Extracts from a graphics dataset
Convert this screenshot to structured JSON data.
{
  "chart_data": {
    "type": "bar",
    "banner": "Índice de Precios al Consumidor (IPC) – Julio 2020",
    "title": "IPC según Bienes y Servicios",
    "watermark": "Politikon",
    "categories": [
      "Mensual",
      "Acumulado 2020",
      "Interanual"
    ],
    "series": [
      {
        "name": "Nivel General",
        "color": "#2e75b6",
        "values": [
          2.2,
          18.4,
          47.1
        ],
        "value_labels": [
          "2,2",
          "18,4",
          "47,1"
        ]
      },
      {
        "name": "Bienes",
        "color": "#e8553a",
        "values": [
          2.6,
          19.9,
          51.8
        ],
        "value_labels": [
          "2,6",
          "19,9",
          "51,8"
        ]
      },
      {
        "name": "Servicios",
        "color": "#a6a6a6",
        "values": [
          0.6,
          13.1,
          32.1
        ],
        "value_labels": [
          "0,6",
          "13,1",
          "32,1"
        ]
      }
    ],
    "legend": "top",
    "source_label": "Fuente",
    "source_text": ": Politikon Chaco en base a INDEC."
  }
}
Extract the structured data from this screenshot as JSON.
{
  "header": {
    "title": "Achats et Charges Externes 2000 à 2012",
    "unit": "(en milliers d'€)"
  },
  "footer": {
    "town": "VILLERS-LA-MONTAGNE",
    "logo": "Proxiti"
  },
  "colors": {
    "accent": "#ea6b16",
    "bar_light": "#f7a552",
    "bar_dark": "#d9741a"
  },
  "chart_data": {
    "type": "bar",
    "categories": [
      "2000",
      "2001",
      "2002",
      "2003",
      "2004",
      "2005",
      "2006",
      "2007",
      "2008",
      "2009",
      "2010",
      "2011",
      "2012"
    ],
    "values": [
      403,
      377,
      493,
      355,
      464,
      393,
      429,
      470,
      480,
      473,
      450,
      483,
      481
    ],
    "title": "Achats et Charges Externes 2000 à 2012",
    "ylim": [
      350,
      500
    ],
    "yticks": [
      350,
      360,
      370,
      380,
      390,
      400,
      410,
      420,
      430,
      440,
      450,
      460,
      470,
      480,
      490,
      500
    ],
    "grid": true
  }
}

THE PROBLEM:
All of the lines above must be returned exactly.

RESULT OF THIS EXERCISE:
Convert this screenshot to structured JSON data.
{
  "chart_data": {
    "type": "bar",
    "banner": "Índice de Precios al Consumidor (IPC) – Julio 2020",
    "title": "IPC según Bienes y Servicios",
    "watermark": "Politikon",
    "categories": [
      "Mensual",
      "Acumulado 2020",
      "Interanual"
    ],
    "series": [
      {
        "name": "Nivel General",
        "color": "#2e75b6",
        "values": [
          2.2,
          18.4,
          47.1
        ],
        "value_labels": [
          "2,2",
          "18,4",
          "47,1"
        ]
      },
      {
        "name": "Bienes",
        "color": "#e8553a",
        "values": [
          2.6,
          19.9,
          51.8
        ],
        "value_labels": [
          "2,6",
          "19,9",
          "51,8"
        ]
      },
      {
        "name": "Servicios",
        "color": "#a6a6a6",
        "values": [
          0.6,
          13.1,
          32.1
        ],
        "value_labels": [
          "0,6",
          "13,1",
          "32,1"
        ]
      }
    ],
    "legend": "top",
    "source_label": "Fuente",
    "source_text": ": Politikon Chaco en base a INDEC."
  }
}
Extract the structured data from this screenshot as JSON.
{
  "header": {
    "title": "Achats et Charges Externes 2000 à 2012",
    "unit": "(en milliers d'€)"
  },
  "footer": {
    "town": "VILLERS-LA-MONTAGNE",
    "logo": "Proxiti"
  },
  "colors": {
    "accent": "#ea6b16",
    "bar_light": "#f7a552",
    "bar_dark": "#d9741a"
  },
  "chart_data": {
    "type": "bar",
    "categories": [
      "2000",
      "2001",
      "2002",
      "2003",
      "2004",
      "2005",
      "2006",
      "2007",
      "2008",
      "2009",
      "2010",
      "2011",
      "2012"
    ],
    "values": [
      403,
      377,
      493,
      355,
      464,
      393,
      429,
      470,
      480,
      473,
      450,
      483,
      481
    ],
    "title": "Achats et Charges Externes 2000 à 2012",
    "ylim": [
      350,
      500
    ],
    "yticks": [
      350,
      360,
      370,
      380,
      390,
      400,
      410,
      420,
      430,
      440,
      450,
      460,
      470,
      480,
      490,
      500
    ],
    "grid": true
  }
}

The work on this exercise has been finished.